Instructions for the task
Copy every line of the data in which the word "channel" occurs.
※ ※ ※
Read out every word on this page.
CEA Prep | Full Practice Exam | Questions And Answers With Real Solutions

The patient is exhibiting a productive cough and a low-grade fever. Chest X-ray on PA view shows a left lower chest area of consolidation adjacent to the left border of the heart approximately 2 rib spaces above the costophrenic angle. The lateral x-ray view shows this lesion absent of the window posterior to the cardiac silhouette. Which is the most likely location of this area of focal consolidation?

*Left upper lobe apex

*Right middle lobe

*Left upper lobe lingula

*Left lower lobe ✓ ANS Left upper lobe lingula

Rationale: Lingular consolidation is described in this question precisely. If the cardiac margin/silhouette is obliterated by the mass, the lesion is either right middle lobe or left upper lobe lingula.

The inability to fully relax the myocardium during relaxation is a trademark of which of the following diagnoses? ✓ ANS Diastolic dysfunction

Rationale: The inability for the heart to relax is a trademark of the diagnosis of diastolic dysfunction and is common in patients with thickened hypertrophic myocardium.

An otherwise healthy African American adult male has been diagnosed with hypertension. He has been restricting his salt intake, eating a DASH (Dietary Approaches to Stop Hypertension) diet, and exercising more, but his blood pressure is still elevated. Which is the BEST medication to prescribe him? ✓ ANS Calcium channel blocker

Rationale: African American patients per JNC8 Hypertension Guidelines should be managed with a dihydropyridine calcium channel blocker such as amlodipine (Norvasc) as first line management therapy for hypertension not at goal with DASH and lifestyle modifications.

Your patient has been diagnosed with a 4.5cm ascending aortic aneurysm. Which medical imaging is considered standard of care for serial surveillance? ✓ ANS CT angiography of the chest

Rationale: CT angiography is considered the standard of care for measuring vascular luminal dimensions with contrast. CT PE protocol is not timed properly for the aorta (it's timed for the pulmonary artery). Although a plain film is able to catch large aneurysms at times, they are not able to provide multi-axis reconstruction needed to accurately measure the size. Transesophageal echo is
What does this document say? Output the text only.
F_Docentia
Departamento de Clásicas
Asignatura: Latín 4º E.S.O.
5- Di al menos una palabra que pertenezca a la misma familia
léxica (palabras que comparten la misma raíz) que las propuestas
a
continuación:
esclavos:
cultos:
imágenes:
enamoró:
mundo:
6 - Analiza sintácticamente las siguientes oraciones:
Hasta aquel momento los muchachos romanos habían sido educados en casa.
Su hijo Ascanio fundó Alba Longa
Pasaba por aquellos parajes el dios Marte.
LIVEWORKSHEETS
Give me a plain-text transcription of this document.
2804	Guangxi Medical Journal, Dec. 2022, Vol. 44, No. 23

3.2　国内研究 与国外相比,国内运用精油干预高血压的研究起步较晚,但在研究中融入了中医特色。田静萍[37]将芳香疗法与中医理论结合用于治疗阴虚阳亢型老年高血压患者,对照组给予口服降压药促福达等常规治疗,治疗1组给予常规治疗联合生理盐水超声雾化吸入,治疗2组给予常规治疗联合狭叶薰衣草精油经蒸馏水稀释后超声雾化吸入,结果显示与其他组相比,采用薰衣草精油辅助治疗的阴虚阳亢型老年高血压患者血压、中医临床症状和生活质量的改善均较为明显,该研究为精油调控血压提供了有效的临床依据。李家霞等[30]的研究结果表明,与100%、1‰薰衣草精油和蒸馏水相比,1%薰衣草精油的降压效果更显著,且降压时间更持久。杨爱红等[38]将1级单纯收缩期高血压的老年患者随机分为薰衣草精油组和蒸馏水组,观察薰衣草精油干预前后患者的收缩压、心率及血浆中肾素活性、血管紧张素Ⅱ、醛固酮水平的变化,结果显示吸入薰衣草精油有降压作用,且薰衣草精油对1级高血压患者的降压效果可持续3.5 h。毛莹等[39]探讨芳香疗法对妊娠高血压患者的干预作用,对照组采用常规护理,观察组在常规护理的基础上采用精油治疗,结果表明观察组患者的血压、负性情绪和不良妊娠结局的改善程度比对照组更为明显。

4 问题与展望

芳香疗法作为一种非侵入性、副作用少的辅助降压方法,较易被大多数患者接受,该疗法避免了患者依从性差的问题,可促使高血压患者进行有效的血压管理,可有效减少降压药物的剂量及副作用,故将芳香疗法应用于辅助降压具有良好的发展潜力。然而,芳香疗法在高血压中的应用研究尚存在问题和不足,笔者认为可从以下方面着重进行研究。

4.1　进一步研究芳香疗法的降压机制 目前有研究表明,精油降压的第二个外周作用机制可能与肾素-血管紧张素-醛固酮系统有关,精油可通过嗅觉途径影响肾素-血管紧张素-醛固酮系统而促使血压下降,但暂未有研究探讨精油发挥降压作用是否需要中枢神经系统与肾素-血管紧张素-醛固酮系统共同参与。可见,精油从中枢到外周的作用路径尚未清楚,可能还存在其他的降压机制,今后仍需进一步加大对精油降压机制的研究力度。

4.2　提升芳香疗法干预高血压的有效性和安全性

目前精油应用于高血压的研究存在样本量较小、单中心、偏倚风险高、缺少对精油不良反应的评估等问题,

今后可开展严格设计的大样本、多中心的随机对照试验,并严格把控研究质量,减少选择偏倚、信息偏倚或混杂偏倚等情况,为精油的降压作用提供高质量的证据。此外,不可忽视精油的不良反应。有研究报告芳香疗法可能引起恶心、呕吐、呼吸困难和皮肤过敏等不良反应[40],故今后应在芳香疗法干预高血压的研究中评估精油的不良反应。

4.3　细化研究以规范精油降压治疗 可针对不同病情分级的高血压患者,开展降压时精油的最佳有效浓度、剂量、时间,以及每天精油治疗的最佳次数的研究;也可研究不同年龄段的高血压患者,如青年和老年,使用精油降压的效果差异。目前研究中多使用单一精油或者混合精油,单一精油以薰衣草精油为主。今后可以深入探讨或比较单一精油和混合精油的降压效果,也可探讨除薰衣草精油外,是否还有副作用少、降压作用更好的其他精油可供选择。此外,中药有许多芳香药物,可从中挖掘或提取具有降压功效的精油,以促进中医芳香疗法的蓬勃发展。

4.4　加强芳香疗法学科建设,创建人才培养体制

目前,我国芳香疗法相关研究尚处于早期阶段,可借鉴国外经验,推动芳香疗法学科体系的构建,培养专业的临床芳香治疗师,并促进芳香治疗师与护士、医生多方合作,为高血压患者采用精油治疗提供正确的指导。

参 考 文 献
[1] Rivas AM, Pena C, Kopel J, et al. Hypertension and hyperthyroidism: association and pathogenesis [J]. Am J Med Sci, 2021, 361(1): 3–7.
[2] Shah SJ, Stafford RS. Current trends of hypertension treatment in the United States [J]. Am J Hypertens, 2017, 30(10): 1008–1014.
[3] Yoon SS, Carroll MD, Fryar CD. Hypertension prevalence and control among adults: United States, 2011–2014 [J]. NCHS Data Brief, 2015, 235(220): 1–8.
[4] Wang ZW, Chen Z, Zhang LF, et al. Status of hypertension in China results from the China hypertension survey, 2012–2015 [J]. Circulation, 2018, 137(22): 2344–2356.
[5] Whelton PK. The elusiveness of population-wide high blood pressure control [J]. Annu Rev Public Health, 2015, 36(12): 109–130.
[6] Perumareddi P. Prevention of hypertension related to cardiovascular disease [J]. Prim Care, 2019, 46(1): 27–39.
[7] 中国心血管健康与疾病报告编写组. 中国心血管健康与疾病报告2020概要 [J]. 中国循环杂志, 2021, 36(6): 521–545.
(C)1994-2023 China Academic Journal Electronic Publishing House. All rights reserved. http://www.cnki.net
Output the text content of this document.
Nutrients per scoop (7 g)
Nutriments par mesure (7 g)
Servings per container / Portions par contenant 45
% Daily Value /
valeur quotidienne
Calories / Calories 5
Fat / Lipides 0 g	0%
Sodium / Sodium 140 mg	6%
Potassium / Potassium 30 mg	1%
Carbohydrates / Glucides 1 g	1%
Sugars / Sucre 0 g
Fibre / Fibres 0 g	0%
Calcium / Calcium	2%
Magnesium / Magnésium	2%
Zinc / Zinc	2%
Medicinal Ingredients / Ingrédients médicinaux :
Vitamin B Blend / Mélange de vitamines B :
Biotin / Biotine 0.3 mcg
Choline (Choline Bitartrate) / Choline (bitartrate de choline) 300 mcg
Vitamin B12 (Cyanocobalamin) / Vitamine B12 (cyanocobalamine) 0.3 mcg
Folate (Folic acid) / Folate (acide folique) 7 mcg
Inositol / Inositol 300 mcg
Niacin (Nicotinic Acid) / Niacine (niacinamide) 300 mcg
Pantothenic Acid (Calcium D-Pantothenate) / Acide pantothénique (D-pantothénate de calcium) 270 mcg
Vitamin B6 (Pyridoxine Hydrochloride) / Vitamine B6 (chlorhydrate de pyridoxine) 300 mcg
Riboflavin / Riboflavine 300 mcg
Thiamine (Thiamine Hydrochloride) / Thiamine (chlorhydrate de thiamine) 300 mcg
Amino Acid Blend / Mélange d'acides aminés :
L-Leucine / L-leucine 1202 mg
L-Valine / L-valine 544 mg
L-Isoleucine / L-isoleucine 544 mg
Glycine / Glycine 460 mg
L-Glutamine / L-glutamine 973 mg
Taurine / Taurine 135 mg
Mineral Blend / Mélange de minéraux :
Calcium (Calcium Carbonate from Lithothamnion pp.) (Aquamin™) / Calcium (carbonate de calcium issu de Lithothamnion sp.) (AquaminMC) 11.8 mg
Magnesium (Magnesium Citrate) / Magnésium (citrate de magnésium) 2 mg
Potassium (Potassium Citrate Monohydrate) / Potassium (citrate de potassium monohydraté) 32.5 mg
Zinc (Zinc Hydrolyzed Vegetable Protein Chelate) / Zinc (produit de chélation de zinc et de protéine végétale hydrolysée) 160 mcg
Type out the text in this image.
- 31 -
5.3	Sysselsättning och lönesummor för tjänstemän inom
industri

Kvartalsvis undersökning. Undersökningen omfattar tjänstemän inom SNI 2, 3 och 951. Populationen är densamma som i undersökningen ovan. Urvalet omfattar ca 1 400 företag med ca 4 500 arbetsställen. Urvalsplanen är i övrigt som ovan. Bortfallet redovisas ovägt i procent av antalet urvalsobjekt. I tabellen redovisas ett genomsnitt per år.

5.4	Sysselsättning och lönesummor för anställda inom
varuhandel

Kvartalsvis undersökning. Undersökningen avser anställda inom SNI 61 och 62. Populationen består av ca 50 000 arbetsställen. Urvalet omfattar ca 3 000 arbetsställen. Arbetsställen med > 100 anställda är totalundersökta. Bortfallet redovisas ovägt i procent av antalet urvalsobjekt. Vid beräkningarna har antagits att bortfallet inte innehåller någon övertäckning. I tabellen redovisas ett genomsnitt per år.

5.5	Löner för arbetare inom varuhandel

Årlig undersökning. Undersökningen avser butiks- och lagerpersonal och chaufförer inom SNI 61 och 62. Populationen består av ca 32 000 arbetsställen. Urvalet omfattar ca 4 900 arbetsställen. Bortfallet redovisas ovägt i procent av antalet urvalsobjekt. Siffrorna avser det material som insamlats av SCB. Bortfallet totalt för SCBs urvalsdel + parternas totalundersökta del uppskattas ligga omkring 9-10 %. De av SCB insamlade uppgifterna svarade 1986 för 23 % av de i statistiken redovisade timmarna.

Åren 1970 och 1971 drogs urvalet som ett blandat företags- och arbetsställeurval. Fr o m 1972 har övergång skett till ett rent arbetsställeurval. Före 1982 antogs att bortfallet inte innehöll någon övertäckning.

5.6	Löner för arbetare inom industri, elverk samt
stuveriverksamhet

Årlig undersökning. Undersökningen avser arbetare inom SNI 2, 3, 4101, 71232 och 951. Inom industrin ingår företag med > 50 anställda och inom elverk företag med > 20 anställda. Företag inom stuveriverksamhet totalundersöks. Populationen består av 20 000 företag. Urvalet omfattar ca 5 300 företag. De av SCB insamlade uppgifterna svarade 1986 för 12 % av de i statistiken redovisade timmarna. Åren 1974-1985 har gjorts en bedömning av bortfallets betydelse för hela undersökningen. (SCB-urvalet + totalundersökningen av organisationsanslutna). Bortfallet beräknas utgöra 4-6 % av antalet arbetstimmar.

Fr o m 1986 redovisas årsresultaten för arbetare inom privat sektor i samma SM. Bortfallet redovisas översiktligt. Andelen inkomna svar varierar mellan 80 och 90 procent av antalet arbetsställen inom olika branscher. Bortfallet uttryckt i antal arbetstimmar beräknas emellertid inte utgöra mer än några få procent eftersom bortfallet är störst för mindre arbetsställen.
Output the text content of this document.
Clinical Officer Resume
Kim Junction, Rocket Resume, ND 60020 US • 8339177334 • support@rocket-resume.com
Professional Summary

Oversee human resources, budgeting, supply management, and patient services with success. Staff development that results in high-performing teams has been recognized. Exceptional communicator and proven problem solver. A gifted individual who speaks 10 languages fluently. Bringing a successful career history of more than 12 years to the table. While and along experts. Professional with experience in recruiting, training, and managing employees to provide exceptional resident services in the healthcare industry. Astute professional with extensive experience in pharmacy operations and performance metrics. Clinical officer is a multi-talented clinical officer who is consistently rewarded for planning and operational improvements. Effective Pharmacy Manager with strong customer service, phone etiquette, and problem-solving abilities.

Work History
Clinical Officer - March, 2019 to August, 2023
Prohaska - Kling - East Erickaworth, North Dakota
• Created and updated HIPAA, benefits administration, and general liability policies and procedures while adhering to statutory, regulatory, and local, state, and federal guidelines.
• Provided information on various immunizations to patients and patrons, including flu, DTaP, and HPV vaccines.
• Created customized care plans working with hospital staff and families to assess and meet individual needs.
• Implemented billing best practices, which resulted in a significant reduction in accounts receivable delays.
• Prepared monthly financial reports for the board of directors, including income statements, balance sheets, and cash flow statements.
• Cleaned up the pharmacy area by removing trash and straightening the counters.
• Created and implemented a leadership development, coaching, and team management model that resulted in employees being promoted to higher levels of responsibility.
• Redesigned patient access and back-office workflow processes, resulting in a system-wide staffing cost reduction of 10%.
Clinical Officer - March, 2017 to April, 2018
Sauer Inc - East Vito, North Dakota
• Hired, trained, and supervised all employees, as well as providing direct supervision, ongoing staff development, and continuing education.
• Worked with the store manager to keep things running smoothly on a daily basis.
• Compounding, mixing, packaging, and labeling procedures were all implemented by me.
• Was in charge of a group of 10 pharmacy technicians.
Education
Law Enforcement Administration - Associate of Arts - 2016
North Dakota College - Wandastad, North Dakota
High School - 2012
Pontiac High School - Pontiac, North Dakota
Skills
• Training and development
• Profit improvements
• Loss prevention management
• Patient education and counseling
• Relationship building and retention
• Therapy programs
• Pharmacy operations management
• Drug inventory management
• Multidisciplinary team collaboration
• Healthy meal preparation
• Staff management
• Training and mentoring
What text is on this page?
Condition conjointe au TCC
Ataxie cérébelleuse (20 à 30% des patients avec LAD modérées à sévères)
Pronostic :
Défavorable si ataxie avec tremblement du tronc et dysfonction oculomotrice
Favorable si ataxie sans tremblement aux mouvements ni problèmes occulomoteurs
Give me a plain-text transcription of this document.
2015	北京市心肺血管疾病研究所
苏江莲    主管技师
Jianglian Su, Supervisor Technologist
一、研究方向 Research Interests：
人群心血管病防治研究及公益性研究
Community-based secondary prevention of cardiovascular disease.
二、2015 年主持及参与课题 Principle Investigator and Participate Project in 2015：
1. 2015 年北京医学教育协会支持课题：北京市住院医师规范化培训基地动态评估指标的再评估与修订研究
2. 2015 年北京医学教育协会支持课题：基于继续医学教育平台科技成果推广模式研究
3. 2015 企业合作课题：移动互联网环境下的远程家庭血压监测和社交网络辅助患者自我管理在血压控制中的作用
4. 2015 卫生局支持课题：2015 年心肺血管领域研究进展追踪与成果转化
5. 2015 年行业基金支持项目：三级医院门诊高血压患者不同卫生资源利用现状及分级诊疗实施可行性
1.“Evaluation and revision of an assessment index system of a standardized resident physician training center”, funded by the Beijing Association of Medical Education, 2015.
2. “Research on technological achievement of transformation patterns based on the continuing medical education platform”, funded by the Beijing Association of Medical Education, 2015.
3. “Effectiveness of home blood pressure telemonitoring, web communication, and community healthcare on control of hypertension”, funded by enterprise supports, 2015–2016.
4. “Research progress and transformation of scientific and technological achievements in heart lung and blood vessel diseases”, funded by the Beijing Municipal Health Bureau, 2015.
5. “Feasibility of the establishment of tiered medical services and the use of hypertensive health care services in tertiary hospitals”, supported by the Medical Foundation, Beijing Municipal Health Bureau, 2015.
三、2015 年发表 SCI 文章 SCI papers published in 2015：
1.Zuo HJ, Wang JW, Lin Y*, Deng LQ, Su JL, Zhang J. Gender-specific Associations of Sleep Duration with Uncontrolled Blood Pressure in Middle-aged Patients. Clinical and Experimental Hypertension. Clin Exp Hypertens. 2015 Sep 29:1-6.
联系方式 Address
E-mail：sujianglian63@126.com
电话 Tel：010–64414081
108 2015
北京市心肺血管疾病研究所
※ ※ ※
Response box
An otherwise healthy African American adult male has been diagnosed with hypertension. He has been restricting his salt intake, eating a DASH (Dietary Approaches to Stop Hypertension) diet, and exercising more, but his blood pressure is still elevated. Which is the BEST medication to prescribe him? ✓ ANS Calcium channel blocker
Rationale: African American patients per JNC8 Hypertension Guidelines should be managed with a dihydropyridine calcium channel blocker such as amlodipine (Norvasc) as first line management therapy for hypertension not at goal with DASH and lifestyle modifications.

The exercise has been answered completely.